Excerpts from a figure dataset:
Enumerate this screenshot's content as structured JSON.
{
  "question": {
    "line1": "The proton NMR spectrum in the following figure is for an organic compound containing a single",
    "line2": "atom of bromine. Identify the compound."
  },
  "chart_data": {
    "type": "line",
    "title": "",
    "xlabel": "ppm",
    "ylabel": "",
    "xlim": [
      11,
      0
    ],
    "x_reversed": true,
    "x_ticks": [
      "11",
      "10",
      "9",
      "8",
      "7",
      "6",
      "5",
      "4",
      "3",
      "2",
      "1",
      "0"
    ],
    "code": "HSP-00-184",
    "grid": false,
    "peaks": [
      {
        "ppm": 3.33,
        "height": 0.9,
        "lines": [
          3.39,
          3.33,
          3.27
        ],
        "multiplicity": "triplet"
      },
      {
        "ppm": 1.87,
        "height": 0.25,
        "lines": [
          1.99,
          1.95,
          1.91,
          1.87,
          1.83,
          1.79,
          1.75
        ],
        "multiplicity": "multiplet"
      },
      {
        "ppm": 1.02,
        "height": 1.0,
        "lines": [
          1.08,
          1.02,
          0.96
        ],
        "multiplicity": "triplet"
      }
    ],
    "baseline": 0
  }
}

--

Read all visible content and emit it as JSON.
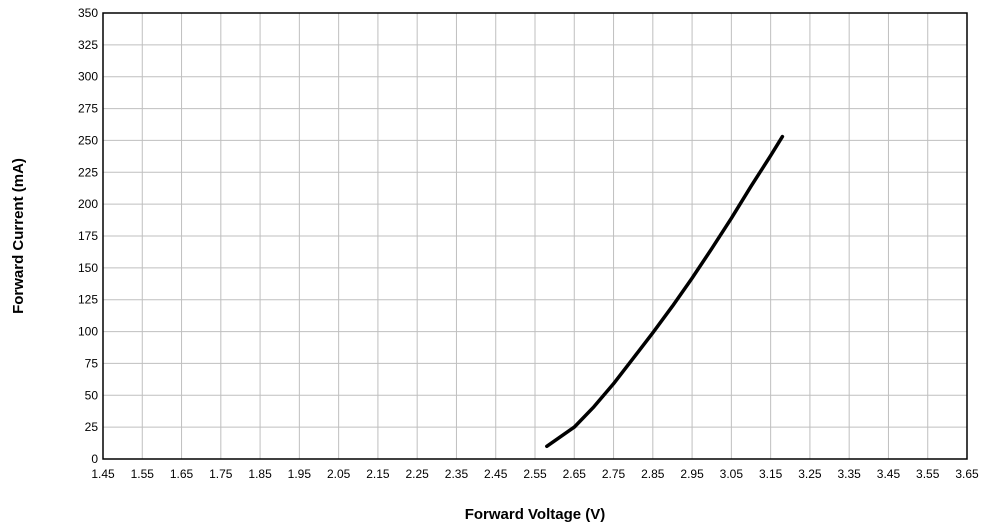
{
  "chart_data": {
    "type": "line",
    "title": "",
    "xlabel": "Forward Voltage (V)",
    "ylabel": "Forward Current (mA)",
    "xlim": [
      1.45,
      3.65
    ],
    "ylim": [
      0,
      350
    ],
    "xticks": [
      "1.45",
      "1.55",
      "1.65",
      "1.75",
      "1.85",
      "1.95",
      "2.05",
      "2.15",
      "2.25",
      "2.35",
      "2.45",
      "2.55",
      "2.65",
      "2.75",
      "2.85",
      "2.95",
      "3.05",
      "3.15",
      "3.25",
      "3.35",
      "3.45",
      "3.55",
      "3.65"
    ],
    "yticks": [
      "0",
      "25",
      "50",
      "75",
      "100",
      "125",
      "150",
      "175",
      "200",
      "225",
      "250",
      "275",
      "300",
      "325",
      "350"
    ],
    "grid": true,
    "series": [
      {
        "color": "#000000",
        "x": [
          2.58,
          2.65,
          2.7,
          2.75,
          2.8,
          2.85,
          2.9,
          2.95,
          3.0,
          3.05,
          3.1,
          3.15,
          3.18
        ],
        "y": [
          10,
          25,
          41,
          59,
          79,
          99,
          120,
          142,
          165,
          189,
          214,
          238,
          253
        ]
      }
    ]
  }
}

* * *

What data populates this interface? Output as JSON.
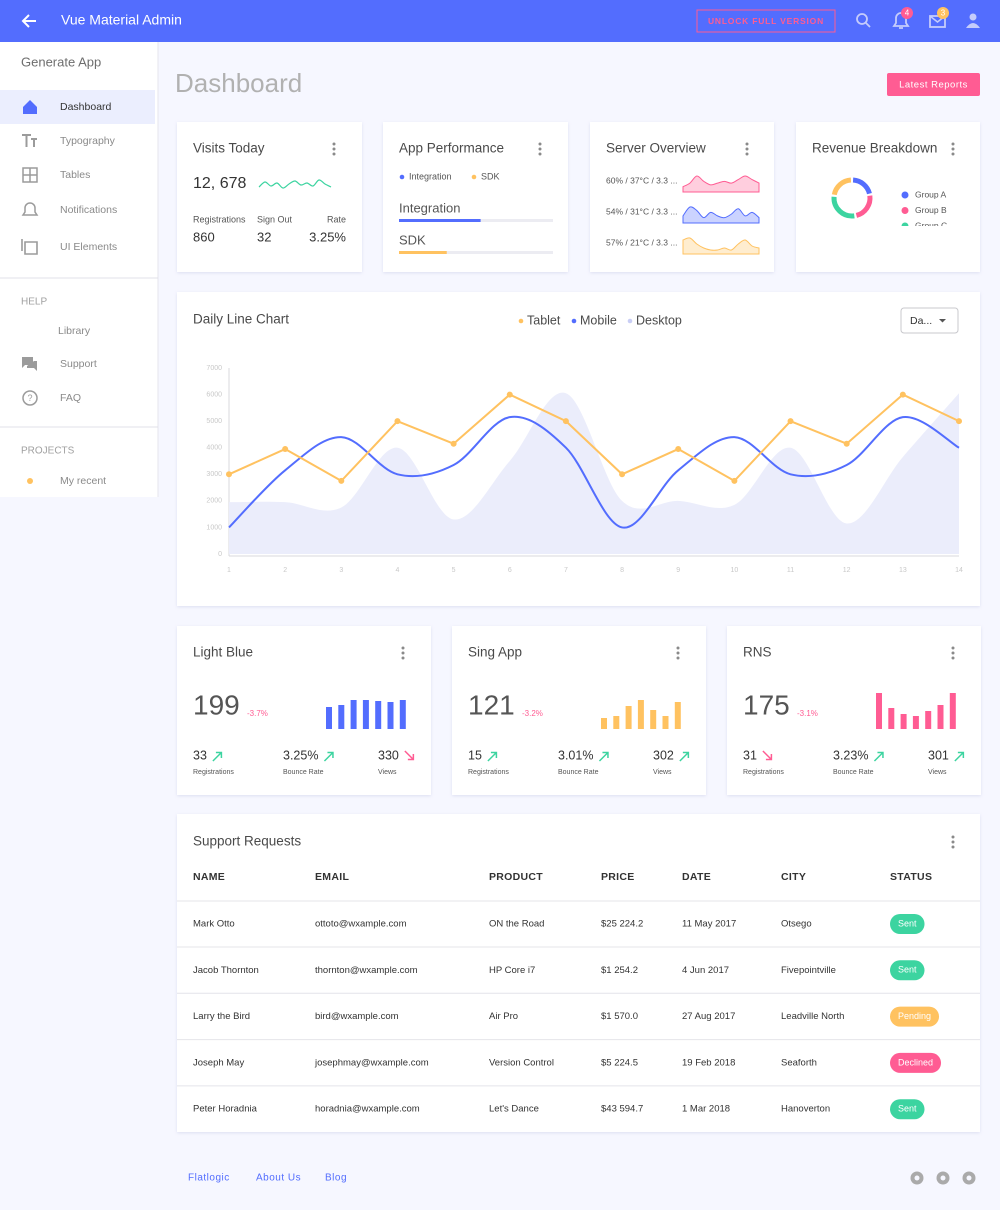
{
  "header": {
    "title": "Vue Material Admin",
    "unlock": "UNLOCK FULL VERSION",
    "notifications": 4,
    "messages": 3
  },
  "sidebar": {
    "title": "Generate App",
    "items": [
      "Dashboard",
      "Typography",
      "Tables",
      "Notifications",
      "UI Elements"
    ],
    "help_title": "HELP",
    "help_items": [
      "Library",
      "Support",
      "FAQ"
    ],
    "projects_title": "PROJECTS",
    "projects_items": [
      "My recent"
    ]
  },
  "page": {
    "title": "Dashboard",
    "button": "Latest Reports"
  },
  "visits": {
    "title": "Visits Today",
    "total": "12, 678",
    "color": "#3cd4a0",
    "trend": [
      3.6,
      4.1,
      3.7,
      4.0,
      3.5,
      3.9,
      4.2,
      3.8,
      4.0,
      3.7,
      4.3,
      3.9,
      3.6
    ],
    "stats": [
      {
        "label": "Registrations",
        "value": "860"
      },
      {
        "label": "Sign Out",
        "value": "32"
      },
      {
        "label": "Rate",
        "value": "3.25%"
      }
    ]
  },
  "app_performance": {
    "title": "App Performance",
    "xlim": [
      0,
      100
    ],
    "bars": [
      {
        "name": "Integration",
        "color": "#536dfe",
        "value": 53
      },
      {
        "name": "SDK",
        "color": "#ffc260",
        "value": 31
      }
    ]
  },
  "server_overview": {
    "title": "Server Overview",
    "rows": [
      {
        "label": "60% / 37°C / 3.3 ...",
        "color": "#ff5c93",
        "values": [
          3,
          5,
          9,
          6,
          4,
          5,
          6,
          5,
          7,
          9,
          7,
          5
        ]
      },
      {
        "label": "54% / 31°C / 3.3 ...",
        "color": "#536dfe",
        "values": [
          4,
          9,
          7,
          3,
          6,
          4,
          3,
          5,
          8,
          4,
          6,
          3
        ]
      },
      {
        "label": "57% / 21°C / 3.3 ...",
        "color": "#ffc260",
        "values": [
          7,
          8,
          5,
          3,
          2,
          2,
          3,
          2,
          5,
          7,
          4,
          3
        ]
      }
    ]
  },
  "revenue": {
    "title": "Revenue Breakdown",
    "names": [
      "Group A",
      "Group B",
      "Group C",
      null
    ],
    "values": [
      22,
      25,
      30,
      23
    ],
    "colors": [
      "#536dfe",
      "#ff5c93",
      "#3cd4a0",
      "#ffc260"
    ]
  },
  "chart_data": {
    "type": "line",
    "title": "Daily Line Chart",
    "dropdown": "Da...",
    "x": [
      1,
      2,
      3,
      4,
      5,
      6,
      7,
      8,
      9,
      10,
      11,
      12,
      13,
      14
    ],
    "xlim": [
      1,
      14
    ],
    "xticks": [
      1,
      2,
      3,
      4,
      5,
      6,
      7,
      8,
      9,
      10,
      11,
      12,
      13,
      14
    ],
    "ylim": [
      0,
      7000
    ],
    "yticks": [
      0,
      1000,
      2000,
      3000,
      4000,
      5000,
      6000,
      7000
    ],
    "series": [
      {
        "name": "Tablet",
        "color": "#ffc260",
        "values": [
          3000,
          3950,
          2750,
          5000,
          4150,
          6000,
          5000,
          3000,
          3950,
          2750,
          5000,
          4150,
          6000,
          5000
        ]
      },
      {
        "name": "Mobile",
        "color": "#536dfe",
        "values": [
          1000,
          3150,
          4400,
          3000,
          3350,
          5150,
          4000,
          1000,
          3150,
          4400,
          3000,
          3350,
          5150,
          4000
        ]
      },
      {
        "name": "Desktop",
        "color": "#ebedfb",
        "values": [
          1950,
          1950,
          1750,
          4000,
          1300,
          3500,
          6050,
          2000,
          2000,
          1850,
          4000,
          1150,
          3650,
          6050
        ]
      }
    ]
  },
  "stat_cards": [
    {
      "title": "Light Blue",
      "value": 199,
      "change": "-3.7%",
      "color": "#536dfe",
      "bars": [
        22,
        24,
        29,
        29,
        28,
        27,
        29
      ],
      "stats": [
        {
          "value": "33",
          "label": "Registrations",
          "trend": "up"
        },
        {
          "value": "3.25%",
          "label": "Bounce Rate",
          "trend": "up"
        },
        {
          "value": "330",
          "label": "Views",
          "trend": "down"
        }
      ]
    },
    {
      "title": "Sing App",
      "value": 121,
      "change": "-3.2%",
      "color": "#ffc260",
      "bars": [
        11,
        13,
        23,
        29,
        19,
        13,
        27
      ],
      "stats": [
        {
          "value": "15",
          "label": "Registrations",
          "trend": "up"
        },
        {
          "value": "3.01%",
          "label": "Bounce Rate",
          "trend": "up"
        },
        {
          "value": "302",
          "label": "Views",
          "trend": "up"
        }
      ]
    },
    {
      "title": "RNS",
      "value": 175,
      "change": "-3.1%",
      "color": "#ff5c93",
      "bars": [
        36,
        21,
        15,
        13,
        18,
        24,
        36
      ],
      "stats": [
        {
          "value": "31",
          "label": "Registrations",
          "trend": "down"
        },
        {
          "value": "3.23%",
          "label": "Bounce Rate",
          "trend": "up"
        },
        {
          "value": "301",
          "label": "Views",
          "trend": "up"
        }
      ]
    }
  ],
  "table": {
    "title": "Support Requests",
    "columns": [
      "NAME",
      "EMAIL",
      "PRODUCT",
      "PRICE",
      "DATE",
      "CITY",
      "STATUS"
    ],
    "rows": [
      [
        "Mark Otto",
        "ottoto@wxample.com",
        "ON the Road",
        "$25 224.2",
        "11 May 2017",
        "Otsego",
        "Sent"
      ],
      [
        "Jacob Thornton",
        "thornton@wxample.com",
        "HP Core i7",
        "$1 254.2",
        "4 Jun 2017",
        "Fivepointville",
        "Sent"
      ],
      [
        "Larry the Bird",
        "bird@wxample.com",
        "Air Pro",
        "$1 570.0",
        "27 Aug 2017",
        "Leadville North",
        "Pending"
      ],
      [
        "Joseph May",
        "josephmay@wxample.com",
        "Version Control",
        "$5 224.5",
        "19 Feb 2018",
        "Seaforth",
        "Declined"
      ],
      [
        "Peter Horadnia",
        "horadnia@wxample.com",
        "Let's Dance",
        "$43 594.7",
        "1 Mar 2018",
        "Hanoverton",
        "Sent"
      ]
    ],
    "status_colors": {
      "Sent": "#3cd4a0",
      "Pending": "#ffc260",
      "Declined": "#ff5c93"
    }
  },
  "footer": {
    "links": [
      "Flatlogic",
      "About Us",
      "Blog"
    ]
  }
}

[JOB]
Review the preceding data and report every line that includes the string "wxample".

[WRITTEN RESPONSE]
        "ottoto@wxample.com",
        "thornton@wxample.com",
        "bird@wxample.com",
        "josephmay@wxample.com",
        "horadnia@wxample.com",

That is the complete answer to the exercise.